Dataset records

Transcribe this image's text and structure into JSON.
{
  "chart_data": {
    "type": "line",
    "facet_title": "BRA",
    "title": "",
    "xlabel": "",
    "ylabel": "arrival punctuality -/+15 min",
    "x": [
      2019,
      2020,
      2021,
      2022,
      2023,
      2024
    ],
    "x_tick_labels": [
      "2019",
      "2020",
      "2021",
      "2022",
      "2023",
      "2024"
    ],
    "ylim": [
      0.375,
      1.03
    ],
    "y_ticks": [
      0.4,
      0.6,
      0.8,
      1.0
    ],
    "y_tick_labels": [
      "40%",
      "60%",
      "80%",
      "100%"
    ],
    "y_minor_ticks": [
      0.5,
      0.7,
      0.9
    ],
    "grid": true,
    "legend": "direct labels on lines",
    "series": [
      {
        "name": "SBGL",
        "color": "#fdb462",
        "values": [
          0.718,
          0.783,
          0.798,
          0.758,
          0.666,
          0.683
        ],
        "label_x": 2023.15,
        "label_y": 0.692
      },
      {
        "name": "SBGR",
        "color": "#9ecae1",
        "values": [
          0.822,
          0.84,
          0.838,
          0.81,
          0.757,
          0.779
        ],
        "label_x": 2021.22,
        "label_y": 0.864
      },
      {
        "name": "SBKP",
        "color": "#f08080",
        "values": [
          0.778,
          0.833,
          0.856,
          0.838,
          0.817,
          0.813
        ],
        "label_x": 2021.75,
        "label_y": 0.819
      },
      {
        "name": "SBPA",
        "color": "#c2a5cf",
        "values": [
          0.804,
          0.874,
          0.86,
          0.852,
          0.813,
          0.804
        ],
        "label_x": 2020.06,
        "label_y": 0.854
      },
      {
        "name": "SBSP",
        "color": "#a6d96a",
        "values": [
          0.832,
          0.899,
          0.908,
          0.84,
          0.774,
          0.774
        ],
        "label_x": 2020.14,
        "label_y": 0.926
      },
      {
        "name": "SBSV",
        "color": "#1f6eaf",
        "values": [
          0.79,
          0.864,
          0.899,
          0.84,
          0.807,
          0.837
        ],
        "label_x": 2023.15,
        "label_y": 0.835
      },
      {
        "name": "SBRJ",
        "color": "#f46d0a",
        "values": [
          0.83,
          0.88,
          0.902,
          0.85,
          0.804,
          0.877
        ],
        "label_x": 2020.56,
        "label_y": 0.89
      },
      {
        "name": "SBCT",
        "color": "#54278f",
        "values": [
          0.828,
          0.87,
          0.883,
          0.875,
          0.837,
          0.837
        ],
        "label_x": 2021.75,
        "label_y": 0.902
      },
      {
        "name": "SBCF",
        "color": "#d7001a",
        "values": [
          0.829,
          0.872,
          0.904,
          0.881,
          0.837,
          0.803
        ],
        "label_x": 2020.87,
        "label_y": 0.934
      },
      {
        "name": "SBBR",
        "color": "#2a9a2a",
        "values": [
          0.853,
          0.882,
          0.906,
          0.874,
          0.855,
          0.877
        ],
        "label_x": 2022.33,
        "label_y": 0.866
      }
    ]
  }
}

BRIEF | In the material above, tally every line with the string "name" in it, then give that number alone.

COMPLETED TASK | 10